> _Records shown_:
-----
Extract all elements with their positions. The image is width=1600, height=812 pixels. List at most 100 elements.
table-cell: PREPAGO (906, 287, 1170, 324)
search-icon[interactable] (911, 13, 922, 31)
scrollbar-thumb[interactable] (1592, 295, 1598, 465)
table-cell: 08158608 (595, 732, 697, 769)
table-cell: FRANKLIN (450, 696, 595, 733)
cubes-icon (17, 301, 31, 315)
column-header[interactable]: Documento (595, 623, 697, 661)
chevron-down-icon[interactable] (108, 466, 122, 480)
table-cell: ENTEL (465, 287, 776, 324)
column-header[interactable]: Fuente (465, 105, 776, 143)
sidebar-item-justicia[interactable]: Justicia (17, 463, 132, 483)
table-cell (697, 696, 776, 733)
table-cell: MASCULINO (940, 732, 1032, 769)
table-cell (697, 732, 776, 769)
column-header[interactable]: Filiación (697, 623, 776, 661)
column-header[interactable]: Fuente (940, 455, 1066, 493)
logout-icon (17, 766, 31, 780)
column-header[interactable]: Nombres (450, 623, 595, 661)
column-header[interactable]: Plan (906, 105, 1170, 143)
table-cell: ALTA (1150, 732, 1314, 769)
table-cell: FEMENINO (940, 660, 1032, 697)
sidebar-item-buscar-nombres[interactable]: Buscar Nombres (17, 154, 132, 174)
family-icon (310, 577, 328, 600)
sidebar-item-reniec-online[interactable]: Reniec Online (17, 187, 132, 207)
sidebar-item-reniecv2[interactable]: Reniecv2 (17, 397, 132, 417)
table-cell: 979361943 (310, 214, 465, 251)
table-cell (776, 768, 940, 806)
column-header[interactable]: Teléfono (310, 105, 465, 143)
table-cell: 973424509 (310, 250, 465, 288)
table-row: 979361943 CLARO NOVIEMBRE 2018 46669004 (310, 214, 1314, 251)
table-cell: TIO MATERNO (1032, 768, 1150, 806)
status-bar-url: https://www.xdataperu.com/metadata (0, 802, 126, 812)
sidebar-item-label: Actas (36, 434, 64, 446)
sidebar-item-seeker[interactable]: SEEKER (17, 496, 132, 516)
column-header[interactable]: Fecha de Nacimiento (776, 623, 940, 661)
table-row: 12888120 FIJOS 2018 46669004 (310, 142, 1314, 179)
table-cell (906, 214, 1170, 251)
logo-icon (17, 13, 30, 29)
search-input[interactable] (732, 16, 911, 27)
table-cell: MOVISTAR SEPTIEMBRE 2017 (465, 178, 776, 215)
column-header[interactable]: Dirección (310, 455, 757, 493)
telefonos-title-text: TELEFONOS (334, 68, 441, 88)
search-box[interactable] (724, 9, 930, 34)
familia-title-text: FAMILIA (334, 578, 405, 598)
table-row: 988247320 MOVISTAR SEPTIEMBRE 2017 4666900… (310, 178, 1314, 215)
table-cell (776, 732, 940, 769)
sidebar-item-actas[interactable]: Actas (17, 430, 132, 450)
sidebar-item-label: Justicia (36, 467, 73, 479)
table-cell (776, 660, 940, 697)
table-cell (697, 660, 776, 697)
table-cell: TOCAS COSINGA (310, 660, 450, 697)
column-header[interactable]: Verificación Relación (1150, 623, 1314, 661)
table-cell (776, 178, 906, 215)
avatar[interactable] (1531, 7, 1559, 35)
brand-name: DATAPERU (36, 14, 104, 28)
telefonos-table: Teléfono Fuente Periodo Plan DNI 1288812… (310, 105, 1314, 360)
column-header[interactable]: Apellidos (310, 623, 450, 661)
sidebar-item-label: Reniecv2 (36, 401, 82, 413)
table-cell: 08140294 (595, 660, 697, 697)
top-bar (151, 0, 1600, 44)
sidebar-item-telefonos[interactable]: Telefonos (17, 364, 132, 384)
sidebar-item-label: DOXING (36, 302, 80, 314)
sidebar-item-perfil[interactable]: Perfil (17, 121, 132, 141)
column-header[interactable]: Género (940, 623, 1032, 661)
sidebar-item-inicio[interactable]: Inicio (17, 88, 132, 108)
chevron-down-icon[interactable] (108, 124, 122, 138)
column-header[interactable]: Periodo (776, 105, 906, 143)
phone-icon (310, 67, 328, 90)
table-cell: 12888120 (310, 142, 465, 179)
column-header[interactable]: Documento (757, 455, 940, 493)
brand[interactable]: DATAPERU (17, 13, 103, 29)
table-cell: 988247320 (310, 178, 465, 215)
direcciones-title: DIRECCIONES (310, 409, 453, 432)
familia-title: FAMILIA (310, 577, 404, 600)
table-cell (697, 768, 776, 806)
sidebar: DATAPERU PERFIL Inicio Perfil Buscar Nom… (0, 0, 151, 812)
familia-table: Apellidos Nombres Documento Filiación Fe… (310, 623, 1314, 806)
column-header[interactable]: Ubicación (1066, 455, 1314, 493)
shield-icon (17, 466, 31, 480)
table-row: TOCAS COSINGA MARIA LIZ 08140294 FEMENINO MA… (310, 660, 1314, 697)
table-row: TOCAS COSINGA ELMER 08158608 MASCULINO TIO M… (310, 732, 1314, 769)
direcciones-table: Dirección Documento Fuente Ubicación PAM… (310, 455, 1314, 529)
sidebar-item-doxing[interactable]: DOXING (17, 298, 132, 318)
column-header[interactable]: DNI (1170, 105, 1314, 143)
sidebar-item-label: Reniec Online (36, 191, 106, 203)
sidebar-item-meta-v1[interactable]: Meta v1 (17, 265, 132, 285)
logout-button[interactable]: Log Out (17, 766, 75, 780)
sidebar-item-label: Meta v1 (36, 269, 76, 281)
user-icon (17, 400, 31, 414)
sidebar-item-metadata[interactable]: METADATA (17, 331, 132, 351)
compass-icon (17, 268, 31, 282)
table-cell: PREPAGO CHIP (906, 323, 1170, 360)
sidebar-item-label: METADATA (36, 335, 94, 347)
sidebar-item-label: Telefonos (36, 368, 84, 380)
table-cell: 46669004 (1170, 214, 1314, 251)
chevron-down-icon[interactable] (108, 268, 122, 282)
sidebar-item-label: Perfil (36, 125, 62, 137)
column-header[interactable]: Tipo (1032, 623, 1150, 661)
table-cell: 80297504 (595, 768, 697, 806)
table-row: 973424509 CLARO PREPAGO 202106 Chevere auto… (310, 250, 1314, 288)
-----
> _Task objective_: Rewrite the records above, changing every "Fuente" to "Source" and leaving all else untouched.

> _The answer_:
Extract all elements with their positions. The image is width=1600, height=812 pixels. List at most 100 elements.
table-cell: PREPAGO (906, 287, 1170, 324)
search-icon[interactable] (911, 13, 922, 31)
scrollbar-thumb[interactable] (1592, 295, 1598, 465)
table-cell: 08158608 (595, 732, 697, 769)
table-cell: FRANKLIN (450, 696, 595, 733)
cubes-icon (17, 301, 31, 315)
column-header[interactable]: Documento (595, 623, 697, 661)
chevron-down-icon[interactable] (108, 466, 122, 480)
table-cell: ENTEL (465, 287, 776, 324)
column-header[interactable]: Source (465, 105, 776, 143)
sidebar-item-justicia[interactable]: Justicia (17, 463, 132, 483)
table-cell (697, 696, 776, 733)
table-cell: MASCULINO (940, 732, 1032, 769)
table-cell (697, 732, 776, 769)
column-header[interactable]: Filiación (697, 623, 776, 661)
column-header[interactable]: Source (940, 455, 1066, 493)
logout-icon (17, 766, 31, 780)
column-header[interactable]: Nombres (450, 623, 595, 661)
column-header[interactable]: Plan (906, 105, 1170, 143)
table-cell: ALTA (1150, 732, 1314, 769)
table-cell: FEMENINO (940, 660, 1032, 697)
sidebar-item-buscar-nombres[interactable]: Buscar Nombres (17, 154, 132, 174)
family-icon (310, 577, 328, 600)
sidebar-item-reniec-online[interactable]: Reniec Online (17, 187, 132, 207)
sidebar-item-reniecv2[interactable]: Reniecv2 (17, 397, 132, 417)
table-cell: 979361943 (310, 214, 465, 251)
table-cell (776, 768, 940, 806)
column-header[interactable]: Teléfono (310, 105, 465, 143)
table-cell: 973424509 (310, 250, 465, 288)
table-row: 979361943 CLARO NOVIEMBRE 2018 46669004 (310, 214, 1314, 251)
table-cell: TIO MATERNO (1032, 768, 1150, 806)
status-bar-url: https://www.xdataperu.com/metadata (0, 802, 126, 812)
sidebar-item-label: Actas (36, 434, 64, 446)
sidebar-item-seeker[interactable]: SEEKER (17, 496, 132, 516)
column-header[interactable]: Fecha de Nacimiento (776, 623, 940, 661)
table-row: 12888120 FIJOS 2018 46669004 (310, 142, 1314, 179)
table-cell (906, 214, 1170, 251)
logo-icon (17, 13, 30, 29)
search-input[interactable] (732, 16, 911, 27)
table-cell: MOVISTAR SEPTIEMBRE 2017 (465, 178, 776, 215)
column-header[interactable]: Dirección (310, 455, 757, 493)
telefonos-title-text: TELEFONOS (334, 68, 441, 88)
search-box[interactable] (724, 9, 930, 34)
familia-title-text: FAMILIA (334, 578, 405, 598)
table-row: 988247320 MOVISTAR SEPTIEMBRE 2017 4666900… (310, 178, 1314, 215)
table-cell (776, 732, 940, 769)
sidebar-item-actas[interactable]: Actas (17, 430, 132, 450)
sidebar-item-label: Justicia (36, 467, 73, 479)
table-cell (776, 660, 940, 697)
table-cell (697, 660, 776, 697)
table-cell: TOCAS COSINGA (310, 660, 450, 697)
column-header[interactable]: Verificación Relación (1150, 623, 1314, 661)
table-cell (776, 178, 906, 215)
avatar[interactable] (1531, 7, 1559, 35)
brand-name: DATAPERU (36, 14, 104, 28)
telefonos-table: Teléfono Source Periodo Plan DNI 1288812… (310, 105, 1314, 360)
column-header[interactable]: Apellidos (310, 623, 450, 661)
sidebar-item-label: Reniecv2 (36, 401, 82, 413)
table-cell: 08140294 (595, 660, 697, 697)
top-bar (151, 0, 1600, 44)
sidebar-item-telefonos[interactable]: Telefonos (17, 364, 132, 384)
sidebar-item-label: DOXING (36, 302, 80, 314)
sidebar-item-perfil[interactable]: Perfil (17, 121, 132, 141)
column-header[interactable]: Género (940, 623, 1032, 661)
sidebar-item-inicio[interactable]: Inicio (17, 88, 132, 108)
chevron-down-icon[interactable] (108, 124, 122, 138)
column-header[interactable]: Periodo (776, 105, 906, 143)
phone-icon (310, 67, 328, 90)
table-cell: 12888120 (310, 142, 465, 179)
column-header[interactable]: Documento (757, 455, 940, 493)
brand[interactable]: DATAPERU (17, 13, 103, 29)
table-cell: 988247320 (310, 178, 465, 215)
direcciones-title: DIRECCIONES (310, 409, 453, 432)
familia-title: FAMILIA (310, 577, 404, 600)
table-cell (697, 768, 776, 806)
sidebar: DATAPERU PERFIL Inicio Perfil Buscar Nom… (0, 0, 151, 812)
familia-table: Apellidos Nombres Documento Filiación Fe… (310, 623, 1314, 806)
column-header[interactable]: Ubicación (1066, 455, 1314, 493)
shield-icon (17, 466, 31, 480)
table-row: TOCAS COSINGA MARIA LIZ 08140294 FEMENINO MA… (310, 660, 1314, 697)
table-row: TOCAS COSINGA ELMER 08158608 MASCULINO TIO M… (310, 732, 1314, 769)
direcciones-table: Dirección Documento Source Ubicación PAM… (310, 455, 1314, 529)
sidebar-item-doxing[interactable]: DOXING (17, 298, 132, 318)
column-header[interactable]: DNI (1170, 105, 1314, 143)
sidebar-item-label: Reniec Online (36, 191, 106, 203)
sidebar-item-meta-v1[interactable]: Meta v1 (17, 265, 132, 285)
logout-button[interactable]: Log Out (17, 766, 75, 780)
sidebar-item-label: Meta v1 (36, 269, 76, 281)
user-icon (17, 400, 31, 414)
sidebar-item-metadata[interactable]: METADATA (17, 331, 132, 351)
compass-icon (17, 268, 31, 282)
table-cell: PREPAGO CHIP (906, 323, 1170, 360)
sidebar-item-label: METADATA (36, 335, 94, 347)
sidebar-item-label: Telefonos (36, 368, 84, 380)
table-cell: 46669004 (1170, 214, 1314, 251)
chevron-down-icon[interactable] (108, 268, 122, 282)
sidebar-item-label: Perfil (36, 125, 62, 137)
column-header[interactable]: Tipo (1032, 623, 1150, 661)
table-cell: 80297504 (595, 768, 697, 806)
table-row: 973424509 CLARO PREPAGO 202106 Chevere auto… (310, 250, 1314, 288)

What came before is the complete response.